Supplied data –

· · · · · · ·

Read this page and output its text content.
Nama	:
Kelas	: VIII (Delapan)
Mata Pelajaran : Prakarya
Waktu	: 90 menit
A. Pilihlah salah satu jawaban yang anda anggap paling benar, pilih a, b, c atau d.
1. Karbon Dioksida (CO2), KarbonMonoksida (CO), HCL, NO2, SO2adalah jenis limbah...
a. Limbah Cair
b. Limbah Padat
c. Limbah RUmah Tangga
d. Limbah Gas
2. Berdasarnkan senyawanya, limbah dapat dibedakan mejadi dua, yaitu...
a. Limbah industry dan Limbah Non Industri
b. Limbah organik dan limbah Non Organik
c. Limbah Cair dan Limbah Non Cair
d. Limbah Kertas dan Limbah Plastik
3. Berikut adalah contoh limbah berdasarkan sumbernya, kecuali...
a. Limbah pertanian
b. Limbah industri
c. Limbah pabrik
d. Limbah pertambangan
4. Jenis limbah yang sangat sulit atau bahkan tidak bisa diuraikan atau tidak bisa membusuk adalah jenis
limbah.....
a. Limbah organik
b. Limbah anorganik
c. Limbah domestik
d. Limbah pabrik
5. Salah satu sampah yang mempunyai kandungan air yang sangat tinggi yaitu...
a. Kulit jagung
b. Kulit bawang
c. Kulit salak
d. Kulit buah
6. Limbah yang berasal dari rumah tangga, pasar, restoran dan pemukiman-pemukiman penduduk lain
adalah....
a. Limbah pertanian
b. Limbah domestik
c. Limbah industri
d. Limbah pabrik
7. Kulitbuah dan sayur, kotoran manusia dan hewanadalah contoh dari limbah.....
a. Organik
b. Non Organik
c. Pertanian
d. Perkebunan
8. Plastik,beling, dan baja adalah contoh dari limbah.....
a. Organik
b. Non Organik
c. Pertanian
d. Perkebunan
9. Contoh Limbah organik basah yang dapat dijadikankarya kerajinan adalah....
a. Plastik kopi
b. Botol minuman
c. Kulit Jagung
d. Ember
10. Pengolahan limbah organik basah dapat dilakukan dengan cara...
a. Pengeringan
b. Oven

· · · · · · ·

All of the data needs to be printed once more, exactly.

Finished answer –
Read this page and output its text content.
Nama	:
Kelas	: VIII (Delapan)
Mata Pelajaran : Prakarya
Waktu	: 90 menit
A. Pilihlah salah satu jawaban yang anda anggap paling benar, pilih a, b, c atau d.
1. Karbon Dioksida (CO2), KarbonMonoksida (CO), HCL, NO2, SO2adalah jenis limbah...
a. Limbah Cair
b. Limbah Padat
c. Limbah RUmah Tangga
d. Limbah Gas
2. Berdasarnkan senyawanya, limbah dapat dibedakan mejadi dua, yaitu...
a. Limbah industry dan Limbah Non Industri
b. Limbah organik dan limbah Non Organik
c. Limbah Cair dan Limbah Non Cair
d. Limbah Kertas dan Limbah Plastik
3. Berikut adalah contoh limbah berdasarkan sumbernya, kecuali...
a. Limbah pertanian
b. Limbah industri
c. Limbah pabrik
d. Limbah pertambangan
4. Jenis limbah yang sangat sulit atau bahkan tidak bisa diuraikan atau tidak bisa membusuk adalah jenis
limbah.....
a. Limbah organik
b. Limbah anorganik
c. Limbah domestik
d. Limbah pabrik
5. Salah satu sampah yang mempunyai kandungan air yang sangat tinggi yaitu...
a. Kulit jagung
b. Kulit bawang
c. Kulit salak
d. Kulit buah
6. Limbah yang berasal dari rumah tangga, pasar, restoran dan pemukiman-pemukiman penduduk lain
adalah....
a. Limbah pertanian
b. Limbah domestik
c. Limbah industri
d. Limbah pabrik
7. Kulitbuah dan sayur, kotoran manusia dan hewanadalah contoh dari limbah.....
a. Organik
b. Non Organik
c. Pertanian
d. Perkebunan
8. Plastik,beling, dan baja adalah contoh dari limbah.....
a. Organik
b. Non Organik
c. Pertanian
d. Perkebunan
9. Contoh Limbah organik basah yang dapat dijadikankarya kerajinan adalah....
a. Plastik kopi
b. Botol minuman
c. Kulit Jagung
d. Ember
10. Pengolahan limbah organik basah dapat dilakukan dengan cara...
a. Pengeringan
b. Oven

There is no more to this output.